§ **Stated task**: Compile every line that includes the word "JSON".
━━ Information provided ━━
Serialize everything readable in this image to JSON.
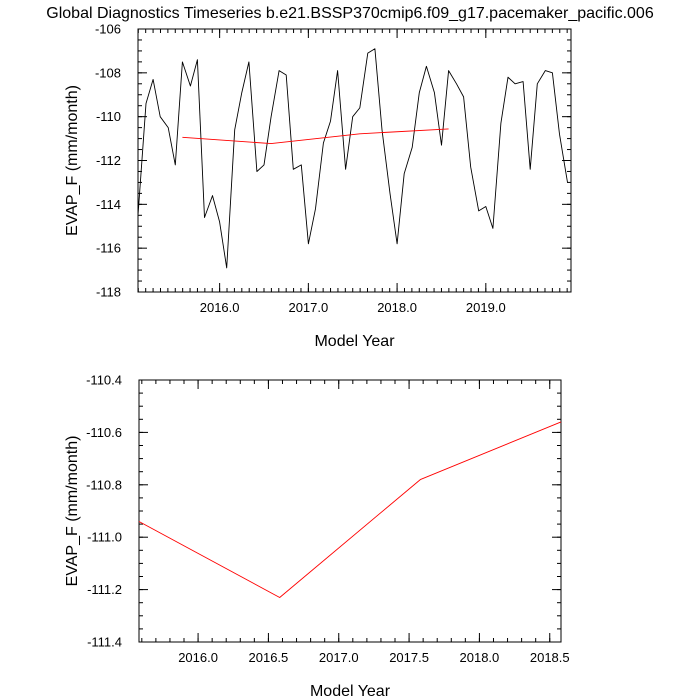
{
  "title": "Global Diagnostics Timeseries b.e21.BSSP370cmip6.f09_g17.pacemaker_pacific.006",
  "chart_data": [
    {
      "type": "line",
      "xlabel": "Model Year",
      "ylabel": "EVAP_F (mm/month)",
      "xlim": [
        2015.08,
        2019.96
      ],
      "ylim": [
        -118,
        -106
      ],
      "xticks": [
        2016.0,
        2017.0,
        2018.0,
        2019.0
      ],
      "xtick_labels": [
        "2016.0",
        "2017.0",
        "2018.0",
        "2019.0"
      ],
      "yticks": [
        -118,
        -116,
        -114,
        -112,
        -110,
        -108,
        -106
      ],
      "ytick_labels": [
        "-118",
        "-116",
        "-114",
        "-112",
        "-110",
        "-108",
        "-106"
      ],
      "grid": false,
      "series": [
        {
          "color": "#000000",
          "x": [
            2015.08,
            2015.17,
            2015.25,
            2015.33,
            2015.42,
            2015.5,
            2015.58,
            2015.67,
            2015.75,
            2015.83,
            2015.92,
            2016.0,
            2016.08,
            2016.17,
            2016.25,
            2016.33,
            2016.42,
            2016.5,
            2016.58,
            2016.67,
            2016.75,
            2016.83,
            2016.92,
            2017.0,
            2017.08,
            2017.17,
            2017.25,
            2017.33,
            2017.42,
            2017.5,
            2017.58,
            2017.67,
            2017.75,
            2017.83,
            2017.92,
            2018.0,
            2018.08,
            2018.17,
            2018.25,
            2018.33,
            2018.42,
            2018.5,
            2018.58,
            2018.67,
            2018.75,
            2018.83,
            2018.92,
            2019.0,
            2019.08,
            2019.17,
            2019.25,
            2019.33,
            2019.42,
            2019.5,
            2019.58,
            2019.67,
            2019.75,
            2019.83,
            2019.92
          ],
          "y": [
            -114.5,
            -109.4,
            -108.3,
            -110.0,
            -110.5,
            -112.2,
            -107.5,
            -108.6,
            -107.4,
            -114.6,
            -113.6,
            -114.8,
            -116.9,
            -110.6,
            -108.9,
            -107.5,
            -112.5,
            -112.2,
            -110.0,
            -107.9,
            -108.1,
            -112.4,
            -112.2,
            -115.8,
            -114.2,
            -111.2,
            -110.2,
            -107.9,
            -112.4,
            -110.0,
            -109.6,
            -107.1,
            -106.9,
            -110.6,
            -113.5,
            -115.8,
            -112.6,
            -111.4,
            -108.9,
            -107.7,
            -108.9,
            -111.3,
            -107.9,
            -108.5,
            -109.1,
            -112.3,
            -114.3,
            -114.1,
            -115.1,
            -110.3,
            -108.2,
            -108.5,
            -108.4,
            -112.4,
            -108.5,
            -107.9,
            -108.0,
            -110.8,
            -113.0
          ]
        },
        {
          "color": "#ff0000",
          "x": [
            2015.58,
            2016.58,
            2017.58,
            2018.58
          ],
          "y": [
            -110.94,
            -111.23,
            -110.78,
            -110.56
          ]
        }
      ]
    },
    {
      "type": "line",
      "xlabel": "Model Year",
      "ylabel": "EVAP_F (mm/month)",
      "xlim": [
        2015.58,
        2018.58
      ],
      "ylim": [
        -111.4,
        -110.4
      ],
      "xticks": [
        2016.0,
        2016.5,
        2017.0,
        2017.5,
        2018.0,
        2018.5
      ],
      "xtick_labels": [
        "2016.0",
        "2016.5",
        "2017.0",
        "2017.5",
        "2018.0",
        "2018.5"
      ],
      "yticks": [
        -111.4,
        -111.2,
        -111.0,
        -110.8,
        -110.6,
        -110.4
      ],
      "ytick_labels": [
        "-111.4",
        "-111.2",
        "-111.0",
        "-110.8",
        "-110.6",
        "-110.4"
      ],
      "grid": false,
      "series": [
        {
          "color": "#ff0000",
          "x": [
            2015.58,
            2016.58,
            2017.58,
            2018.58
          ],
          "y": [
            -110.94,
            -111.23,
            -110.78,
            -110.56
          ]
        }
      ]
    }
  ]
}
━━━
━━ Information provided ━━
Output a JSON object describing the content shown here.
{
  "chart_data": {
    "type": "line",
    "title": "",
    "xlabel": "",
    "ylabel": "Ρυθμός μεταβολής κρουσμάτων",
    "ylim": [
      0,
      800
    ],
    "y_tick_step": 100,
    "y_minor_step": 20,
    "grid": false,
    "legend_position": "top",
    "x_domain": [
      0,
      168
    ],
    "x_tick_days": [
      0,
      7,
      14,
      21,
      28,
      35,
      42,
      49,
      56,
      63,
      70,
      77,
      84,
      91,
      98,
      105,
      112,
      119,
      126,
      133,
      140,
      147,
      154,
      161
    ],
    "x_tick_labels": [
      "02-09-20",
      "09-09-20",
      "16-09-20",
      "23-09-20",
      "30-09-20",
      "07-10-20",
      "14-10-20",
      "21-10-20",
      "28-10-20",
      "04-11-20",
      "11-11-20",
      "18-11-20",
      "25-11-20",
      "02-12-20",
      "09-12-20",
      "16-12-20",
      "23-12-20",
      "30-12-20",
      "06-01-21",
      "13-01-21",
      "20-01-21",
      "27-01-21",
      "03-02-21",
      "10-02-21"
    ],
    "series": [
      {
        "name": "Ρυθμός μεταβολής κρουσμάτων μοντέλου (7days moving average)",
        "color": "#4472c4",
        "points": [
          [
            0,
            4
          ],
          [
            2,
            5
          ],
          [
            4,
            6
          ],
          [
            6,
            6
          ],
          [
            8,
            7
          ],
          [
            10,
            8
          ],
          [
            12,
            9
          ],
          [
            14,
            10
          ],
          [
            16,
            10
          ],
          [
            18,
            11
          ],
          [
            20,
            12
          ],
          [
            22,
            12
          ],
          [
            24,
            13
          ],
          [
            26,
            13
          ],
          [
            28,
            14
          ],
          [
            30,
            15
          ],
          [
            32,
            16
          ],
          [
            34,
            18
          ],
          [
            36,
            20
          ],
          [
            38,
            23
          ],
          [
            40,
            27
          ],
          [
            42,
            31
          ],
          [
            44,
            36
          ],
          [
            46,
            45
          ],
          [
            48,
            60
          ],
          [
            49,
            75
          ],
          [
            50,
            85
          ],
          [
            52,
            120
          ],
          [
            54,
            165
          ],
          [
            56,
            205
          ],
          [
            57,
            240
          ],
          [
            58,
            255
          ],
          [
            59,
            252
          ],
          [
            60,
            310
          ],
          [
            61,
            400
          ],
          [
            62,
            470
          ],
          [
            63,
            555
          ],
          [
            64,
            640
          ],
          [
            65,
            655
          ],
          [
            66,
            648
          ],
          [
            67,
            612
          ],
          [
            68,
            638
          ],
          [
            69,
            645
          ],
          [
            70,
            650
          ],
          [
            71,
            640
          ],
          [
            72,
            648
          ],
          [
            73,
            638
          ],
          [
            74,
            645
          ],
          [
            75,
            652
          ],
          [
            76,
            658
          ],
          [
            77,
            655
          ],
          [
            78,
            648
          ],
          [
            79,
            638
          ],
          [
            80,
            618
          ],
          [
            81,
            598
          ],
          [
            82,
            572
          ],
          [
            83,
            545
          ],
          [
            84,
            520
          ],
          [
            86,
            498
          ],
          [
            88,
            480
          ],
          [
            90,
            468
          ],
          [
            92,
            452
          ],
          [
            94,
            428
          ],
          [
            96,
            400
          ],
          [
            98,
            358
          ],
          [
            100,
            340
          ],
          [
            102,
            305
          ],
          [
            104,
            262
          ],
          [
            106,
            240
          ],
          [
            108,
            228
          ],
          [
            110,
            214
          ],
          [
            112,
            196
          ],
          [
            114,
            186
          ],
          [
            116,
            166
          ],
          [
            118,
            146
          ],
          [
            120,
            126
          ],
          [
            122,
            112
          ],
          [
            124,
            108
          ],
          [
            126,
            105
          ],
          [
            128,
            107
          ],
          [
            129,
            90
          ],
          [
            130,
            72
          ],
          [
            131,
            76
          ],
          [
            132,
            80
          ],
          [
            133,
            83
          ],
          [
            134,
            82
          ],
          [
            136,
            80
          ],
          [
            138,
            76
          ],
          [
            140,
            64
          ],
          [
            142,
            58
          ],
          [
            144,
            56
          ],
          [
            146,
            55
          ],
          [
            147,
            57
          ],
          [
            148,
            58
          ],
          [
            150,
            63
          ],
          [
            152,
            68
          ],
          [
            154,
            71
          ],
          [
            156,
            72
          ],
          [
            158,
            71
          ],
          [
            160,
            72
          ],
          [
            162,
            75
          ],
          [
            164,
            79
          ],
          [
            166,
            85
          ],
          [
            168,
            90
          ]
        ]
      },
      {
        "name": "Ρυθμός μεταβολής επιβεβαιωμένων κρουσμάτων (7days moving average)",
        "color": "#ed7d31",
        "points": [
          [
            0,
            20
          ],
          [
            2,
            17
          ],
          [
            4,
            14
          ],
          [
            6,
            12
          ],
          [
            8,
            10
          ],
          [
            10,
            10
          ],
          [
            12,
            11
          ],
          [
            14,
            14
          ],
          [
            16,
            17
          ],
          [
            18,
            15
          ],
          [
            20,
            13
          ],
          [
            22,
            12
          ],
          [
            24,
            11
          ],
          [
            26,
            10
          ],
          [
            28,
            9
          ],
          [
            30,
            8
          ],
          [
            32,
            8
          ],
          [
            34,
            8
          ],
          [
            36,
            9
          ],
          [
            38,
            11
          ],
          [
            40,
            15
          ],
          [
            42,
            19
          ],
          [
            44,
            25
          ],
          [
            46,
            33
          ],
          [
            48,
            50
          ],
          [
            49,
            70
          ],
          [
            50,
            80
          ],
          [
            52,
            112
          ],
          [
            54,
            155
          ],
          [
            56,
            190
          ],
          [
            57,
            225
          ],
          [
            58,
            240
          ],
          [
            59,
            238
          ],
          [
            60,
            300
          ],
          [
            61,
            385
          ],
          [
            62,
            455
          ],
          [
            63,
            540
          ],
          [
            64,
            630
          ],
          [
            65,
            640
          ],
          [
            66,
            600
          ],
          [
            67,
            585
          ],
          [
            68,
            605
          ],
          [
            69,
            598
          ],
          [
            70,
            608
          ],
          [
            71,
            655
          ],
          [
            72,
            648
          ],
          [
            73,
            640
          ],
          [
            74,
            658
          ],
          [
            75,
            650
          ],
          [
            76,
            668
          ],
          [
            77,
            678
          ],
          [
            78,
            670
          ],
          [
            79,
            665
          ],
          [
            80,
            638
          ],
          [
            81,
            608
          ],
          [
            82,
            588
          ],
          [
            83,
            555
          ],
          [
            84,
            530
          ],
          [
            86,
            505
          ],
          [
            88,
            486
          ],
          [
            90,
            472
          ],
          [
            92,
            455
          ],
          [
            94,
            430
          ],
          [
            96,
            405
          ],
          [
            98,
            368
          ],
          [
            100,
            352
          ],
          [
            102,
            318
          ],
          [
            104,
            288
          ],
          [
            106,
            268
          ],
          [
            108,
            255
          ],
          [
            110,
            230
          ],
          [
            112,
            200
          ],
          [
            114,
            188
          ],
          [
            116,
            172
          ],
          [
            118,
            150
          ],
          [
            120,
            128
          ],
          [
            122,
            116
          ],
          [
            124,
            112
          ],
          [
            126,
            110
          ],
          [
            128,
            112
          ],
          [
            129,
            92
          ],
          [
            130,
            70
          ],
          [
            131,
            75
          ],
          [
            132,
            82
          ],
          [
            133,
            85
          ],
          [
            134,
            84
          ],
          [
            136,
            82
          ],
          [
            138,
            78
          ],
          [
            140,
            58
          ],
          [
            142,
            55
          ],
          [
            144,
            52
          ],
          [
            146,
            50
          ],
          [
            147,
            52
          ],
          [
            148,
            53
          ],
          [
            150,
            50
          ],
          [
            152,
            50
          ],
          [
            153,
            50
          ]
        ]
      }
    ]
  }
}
━━━
§ **Full output**:
Serialize everything readable in this image to JSON.
Output a JSON object describing the content shown here.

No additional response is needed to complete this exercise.